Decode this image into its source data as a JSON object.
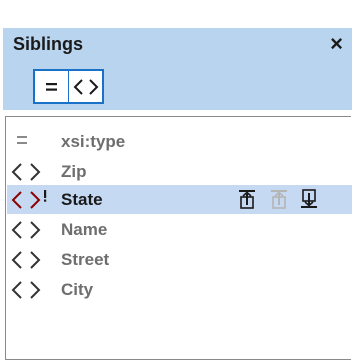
{
  "window": {
    "title": "Siblings",
    "close_symbol": "×"
  },
  "toolbar": {
    "buttons": [
      {
        "name": "show-attributes",
        "icon": "equals-icon",
        "state": "active"
      },
      {
        "name": "show-elements",
        "icon": "element-brackets-icon",
        "state": "active"
      }
    ]
  },
  "list": {
    "items": [
      {
        "label": "xsi:type",
        "kind": "attribute",
        "icon": "equals-icon"
      },
      {
        "label": "Zip",
        "kind": "element",
        "icon": "element-brackets-icon"
      },
      {
        "label": "State",
        "kind": "element",
        "icon": "required-element-icon",
        "selected": true
      },
      {
        "label": "Name",
        "kind": "element",
        "icon": "element-brackets-icon"
      },
      {
        "label": "Street",
        "kind": "element",
        "icon": "element-brackets-icon"
      },
      {
        "label": "City",
        "kind": "element",
        "icon": "element-brackets-icon"
      }
    ],
    "selected_row_actions": [
      {
        "name": "move-to-top",
        "icon": "move-top-icon",
        "enabled": true
      },
      {
        "name": "move-up",
        "icon": "move-up-icon",
        "enabled": false
      },
      {
        "name": "move-to-bottom",
        "icon": "move-bottom-icon",
        "enabled": true
      }
    ]
  },
  "colors": {
    "header_bg": "#b9d4ef",
    "selection_bg": "#c5daf2",
    "accent": "#1a72c8",
    "muted_text": "#6e6e6e",
    "disabled_icon": "#b5b5b5"
  }
}
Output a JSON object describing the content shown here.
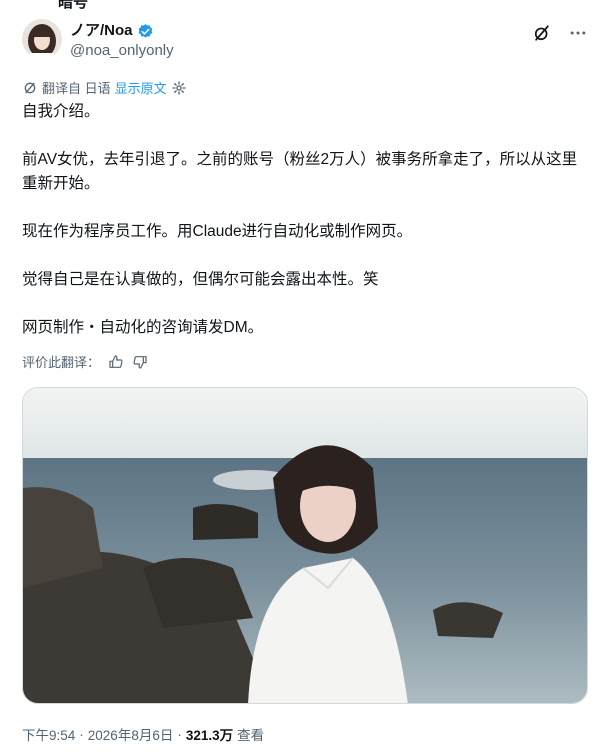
──────────
> Set exercise
Find the lines holding "object" and list every one.

> Result of this exercise
Decode this image into its source data as a JSON object.
Output a JSON object describing the content shown here.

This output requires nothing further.